** Your objective **
Omit every image, and transcribe the remaining entries exactly as given.

** Information provided **
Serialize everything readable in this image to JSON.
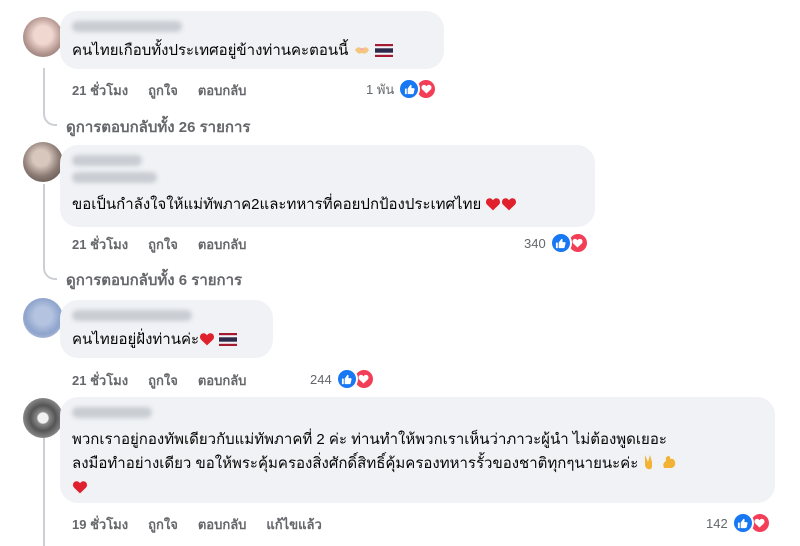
{
  "comments": [
    {
      "text": "คนไทยเกือบทั้งประเทศอยู่ข้างท่านคะตอนนี้",
      "time": "21 ชั่วโมง",
      "like": "ถูกใจ",
      "reply": "ตอบกลับ",
      "reaction_count": "1 พัน",
      "emoji": [
        "handshake-heart-icon",
        "thai-flag-icon"
      ]
    },
    {
      "text": "ขอเป็นกำลังใจให้แม่ทัพภาค2และทหารที่คอยปกป้องประเทศไทย",
      "time": "21 ชั่วโมง",
      "like": "ถูกใจ",
      "reply": "ตอบกลับ",
      "reaction_count": "340",
      "emoji": [
        "red-heart-icon",
        "red-heart-icon"
      ]
    },
    {
      "text": "คนไทยอยู่ฝั่งท่านค่ะ",
      "time": "21 ชั่วโมง",
      "like": "ถูกใจ",
      "reply": "ตอบกลับ",
      "reaction_count": "244",
      "emoji": [
        "red-heart-icon",
        "thai-flag-icon"
      ]
    },
    {
      "text_line1": "พวกเราอยู่กองทัพเดียวกับแม่ทัพภาคที่ 2 ค่ะ ท่านทำให้พวกเราเห็นว่าภาวะผู้นำ ไม่ต้องพูดเยอะ",
      "text_line2": "ลงมือทำอย่างเดียว ขอให้พระคุ้มครองสิ่งศักดิ์สิทธิ์คุ้มครองทหารรั้วของชาติทุกๆนายนะค่ะ",
      "time": "19 ชั่วโมง",
      "like": "ถูกใจ",
      "reply": "ตอบกลับ",
      "edited": "แก้ไขแล้ว",
      "reaction_count": "142",
      "emoji": [
        "victory-hand-icon",
        "flexed-biceps-icon",
        "red-heart-icon"
      ]
    }
  ],
  "view_replies": [
    "ดูการตอบกลับทั้ง 26 รายการ",
    "ดูการตอบกลับทั้ง 6 รายการ"
  ],
  "colors": {
    "bubble": "#f0f2f5",
    "meta": "#65676b",
    "like": "#1877f2",
    "love": "#f33e58"
  }
}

** Written response **
Serialize everything readable in this image to JSON.
{
  "comments": [
    {
      "text": "คนไทยเกือบทั้งประเทศอยู่ข้างท่านคะตอนนี้",
      "time": "21 ชั่วโมง",
      "like": "ถูกใจ",
      "reply": "ตอบกลับ",
      "reaction_count": "1 พัน",
      "emoji": [
        "handshake-heart-icon",
        "thai-flag-icon"
      ]
    },
    {
      "text": "ขอเป็นกำลังใจให้แม่ทัพภาค2และทหารที่คอยปกป้องประเทศไทย",
      "time": "21 ชั่วโมง",
      "like": "ถูกใจ",
      "reply": "ตอบกลับ",
      "reaction_count": "340",
      "emoji": [
        "red-heart-icon",
        "red-heart-icon"
      ]
    },
    {
      "text": "คนไทยอยู่ฝั่งท่านค่ะ",
      "time": "21 ชั่วโมง",
      "like": "ถูกใจ",
      "reply": "ตอบกลับ",
      "reaction_count": "244",
      "emoji": [
        "red-heart-icon",
        "thai-flag-icon"
      ]
    },
    {
      "text_line1": "พวกเราอยู่กองทัพเดียวกับแม่ทัพภาคที่ 2 ค่ะ ท่านทำให้พวกเราเห็นว่าภาวะผู้นำ ไม่ต้องพูดเยอะ",
      "text_line2": "ลงมือทำอย่างเดียว ขอให้พระคุ้มครองสิ่งศักดิ์สิทธิ์คุ้มครองทหารรั้วของชาติทุกๆนายนะค่ะ",
      "time": "19 ชั่วโมง",
      "like": "ถูกใจ",
      "reply": "ตอบกลับ",
      "edited": "แก้ไขแล้ว",
      "reaction_count": "142",
      "emoji": [
        "victory-hand-icon",
        "flexed-biceps-icon",
        "red-heart-icon"
      ]
    }
  ],
  "view_replies": [
    "ดูการตอบกลับทั้ง 26 รายการ",
    "ดูการตอบกลับทั้ง 6 รายการ"
  ],
  "colors": {
    "bubble": "#f0f2f5",
    "meta": "#65676b",
    "like": "#1877f2",
    "love": "#f33e58"
  }
}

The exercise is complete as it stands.